→ **Written exercise**
Find the lines holding the string "What" in the data, then copy all of them.
◆ ◆ ◆ ◆ ◆
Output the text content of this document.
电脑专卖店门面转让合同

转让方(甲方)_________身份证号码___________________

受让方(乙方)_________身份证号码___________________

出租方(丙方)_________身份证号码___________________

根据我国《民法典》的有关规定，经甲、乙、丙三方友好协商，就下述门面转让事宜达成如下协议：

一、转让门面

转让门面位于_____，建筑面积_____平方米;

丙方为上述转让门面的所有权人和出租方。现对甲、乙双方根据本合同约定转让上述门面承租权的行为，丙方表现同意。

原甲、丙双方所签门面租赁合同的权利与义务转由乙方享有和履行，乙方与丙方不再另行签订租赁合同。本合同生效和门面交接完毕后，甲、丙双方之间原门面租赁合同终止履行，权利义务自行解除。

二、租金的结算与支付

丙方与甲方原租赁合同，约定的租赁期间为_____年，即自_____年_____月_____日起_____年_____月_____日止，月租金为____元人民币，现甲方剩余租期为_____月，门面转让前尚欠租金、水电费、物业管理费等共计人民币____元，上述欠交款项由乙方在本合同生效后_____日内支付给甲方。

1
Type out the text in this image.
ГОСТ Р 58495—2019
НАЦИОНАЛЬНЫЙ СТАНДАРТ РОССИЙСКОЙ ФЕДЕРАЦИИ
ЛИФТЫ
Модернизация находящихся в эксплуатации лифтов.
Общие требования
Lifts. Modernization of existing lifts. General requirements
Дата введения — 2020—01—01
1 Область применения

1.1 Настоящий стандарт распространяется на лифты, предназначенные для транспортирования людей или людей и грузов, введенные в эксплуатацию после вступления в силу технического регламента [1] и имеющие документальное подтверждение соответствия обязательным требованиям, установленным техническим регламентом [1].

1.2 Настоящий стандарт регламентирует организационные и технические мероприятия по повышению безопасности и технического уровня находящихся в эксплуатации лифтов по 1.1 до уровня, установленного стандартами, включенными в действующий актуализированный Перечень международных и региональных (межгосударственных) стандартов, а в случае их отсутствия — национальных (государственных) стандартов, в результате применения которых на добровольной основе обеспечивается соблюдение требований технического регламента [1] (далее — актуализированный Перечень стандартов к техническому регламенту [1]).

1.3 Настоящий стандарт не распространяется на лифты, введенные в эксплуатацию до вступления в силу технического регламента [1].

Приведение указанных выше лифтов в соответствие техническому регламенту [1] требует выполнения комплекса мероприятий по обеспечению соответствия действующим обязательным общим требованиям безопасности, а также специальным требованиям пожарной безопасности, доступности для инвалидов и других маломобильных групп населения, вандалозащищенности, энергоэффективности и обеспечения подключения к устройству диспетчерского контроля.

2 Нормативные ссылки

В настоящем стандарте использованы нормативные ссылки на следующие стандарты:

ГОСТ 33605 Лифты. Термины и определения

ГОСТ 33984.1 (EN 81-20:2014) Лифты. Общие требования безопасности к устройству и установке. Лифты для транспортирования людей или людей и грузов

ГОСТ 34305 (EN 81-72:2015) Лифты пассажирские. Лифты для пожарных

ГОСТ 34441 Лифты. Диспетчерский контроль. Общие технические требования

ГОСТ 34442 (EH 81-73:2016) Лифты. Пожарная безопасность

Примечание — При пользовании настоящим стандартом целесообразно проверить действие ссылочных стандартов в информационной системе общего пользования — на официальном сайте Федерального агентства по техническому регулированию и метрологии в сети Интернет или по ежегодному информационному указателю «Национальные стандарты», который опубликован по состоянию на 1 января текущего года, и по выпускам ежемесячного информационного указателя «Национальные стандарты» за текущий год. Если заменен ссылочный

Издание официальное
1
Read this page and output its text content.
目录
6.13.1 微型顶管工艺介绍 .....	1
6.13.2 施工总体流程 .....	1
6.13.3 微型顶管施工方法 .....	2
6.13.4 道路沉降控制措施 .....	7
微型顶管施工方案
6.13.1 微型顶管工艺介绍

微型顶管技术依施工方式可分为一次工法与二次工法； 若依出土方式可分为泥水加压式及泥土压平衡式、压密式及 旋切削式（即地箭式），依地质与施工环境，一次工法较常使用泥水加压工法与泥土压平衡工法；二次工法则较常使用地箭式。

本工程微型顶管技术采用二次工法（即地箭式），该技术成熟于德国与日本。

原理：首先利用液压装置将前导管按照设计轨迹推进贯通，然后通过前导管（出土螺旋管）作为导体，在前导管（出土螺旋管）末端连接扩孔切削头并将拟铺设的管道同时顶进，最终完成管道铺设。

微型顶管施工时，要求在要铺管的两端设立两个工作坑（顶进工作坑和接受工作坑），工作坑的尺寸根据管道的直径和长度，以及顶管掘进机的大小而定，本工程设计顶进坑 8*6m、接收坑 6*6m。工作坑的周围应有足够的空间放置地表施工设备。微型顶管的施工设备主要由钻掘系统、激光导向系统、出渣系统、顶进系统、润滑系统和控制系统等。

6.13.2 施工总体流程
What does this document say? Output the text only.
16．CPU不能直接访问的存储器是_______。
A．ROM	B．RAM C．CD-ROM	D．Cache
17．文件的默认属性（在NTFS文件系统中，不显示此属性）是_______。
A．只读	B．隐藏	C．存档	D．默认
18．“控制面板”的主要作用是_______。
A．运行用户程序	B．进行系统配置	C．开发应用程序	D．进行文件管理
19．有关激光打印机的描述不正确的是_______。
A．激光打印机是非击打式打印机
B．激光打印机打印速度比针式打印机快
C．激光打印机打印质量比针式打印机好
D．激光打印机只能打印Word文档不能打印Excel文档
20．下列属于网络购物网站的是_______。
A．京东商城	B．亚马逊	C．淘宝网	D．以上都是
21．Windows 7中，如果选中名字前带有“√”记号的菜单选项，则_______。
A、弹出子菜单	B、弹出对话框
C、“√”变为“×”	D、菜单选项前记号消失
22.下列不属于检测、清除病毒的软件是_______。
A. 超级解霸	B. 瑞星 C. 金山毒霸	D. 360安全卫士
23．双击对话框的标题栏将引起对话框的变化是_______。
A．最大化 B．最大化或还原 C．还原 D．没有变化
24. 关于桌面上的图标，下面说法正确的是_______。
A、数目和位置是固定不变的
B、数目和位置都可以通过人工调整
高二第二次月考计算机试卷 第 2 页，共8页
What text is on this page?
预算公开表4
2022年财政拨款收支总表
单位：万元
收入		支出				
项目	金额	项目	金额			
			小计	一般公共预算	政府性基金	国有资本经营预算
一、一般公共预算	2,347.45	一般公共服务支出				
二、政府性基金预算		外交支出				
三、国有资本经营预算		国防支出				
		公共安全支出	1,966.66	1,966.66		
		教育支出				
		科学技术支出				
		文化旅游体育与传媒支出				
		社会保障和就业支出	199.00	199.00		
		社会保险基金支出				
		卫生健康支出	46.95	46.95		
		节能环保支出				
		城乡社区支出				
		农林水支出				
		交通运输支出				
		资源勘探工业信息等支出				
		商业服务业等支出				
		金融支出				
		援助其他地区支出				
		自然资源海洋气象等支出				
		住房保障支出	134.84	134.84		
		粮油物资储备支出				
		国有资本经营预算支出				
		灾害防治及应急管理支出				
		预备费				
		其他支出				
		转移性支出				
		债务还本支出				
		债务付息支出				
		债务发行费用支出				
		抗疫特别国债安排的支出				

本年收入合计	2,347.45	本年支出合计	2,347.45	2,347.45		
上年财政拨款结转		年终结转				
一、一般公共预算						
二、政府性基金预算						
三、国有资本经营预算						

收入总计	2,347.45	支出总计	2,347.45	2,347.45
◆ ◆ ◆ ◆ ◆
→ **Right answer**
What does this document say? Output the text only.
What text is on this page?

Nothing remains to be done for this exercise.